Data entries

::::

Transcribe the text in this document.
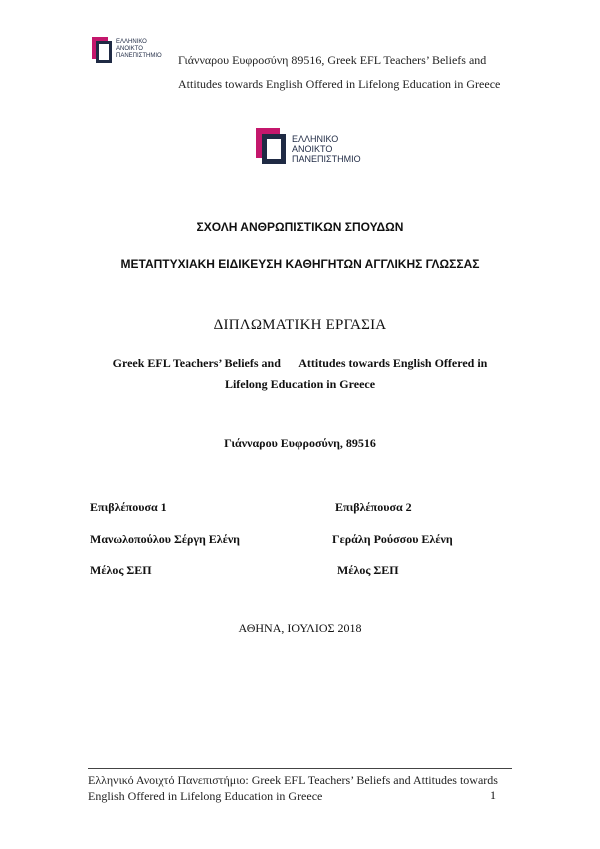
ΕΛΛΗΝΙΚΟ
ΑΝΟΙΚΤΟ
ΠΑΝΕΠΙΣΤΗΜΙΟ Γιάνναρου Ευφροσύνη 89516, Greek EFL Teachers’ Beliefs and
Attitudes towards English Offered in Lifelong Education in Greece
ΕΛΛΗΝΙΚΟ
ΑΝΟΙΚΤΟ
ΠΑΝΕΠΙΣΤΗΜΙΟ
ΣΧΟΛΗ ΑΝΘΡΩΠΙΣΤΙΚΩΝ ΣΠΟΥΔΩΝ
ΜΕΤΑΠΤΥΧΙΑΚΗ ΕΙΔΙΚΕΥΣΗ ΚΑΘΗΓΗΤΩΝ ΑΓΓΛΙΚΗΣ ΓΛΩΣΣΑΣ
ΔΙΠΛΩΜΑΤΙΚΗ ΕΡΓΑΣΙΑ
Greek EFL Teachers’ Beliefs and      Attitudes towards English Offered in
Lifelong Education in Greece
Γιάνναρου Ευφροσύνη, 89516
Επιβλέπουσα 1	Επιβλέπουσα 2
Μανωλοπούλου Σέργη Ελένη	Γεράλη Ρούσσου Ελένη
Μέλος ΣΕΠ	Μέλος ΣΕΠ
ΑΘΗΝΑ, ΙΟΥΛΙΟΣ 2018
Ελληνικό Ανοιχτό Πανεπιστήμιο: Greek EFL Teachers’ Beliefs and Attitudes towards
English Offered in Lifelong Education in Greece	1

::::

Each line of the material must be retyped exactly, except that images are omitted.

◆ **Response**:
Transcribe the text in this document.
ΕΛΛΗΝΙΚΟ
ΑΝΟΙΚΤΟ
ΠΑΝΕΠΙΣΤΗΜΙΟ Γιάνναρου Ευφροσύνη 89516, Greek EFL Teachers’ Beliefs and
Attitudes towards English Offered in Lifelong Education in Greece
ΕΛΛΗΝΙΚΟ
ΑΝΟΙΚΤΟ
ΠΑΝΕΠΙΣΤΗΜΙΟ
ΣΧΟΛΗ ΑΝΘΡΩΠΙΣΤΙΚΩΝ ΣΠΟΥΔΩΝ
ΜΕΤΑΠΤΥΧΙΑΚΗ ΕΙΔΙΚΕΥΣΗ ΚΑΘΗΓΗΤΩΝ ΑΓΓΛΙΚΗΣ ΓΛΩΣΣΑΣ
ΔΙΠΛΩΜΑΤΙΚΗ ΕΡΓΑΣΙΑ
Greek EFL Teachers’ Beliefs and      Attitudes towards English Offered in
Lifelong Education in Greece
Γιάνναρου Ευφροσύνη, 89516
Επιβλέπουσα 1	Επιβλέπουσα 2
Μανωλοπούλου Σέργη Ελένη	Γεράλη Ρούσσου Ελένη
Μέλος ΣΕΠ	Μέλος ΣΕΠ
ΑΘΗΝΑ, ΙΟΥΛΙΟΣ 2018
Ελληνικό Ανοιχτό Πανεπιστήμιο: Greek EFL Teachers’ Beliefs and Attitudes towards
English Offered in Lifelong Education in Greece	1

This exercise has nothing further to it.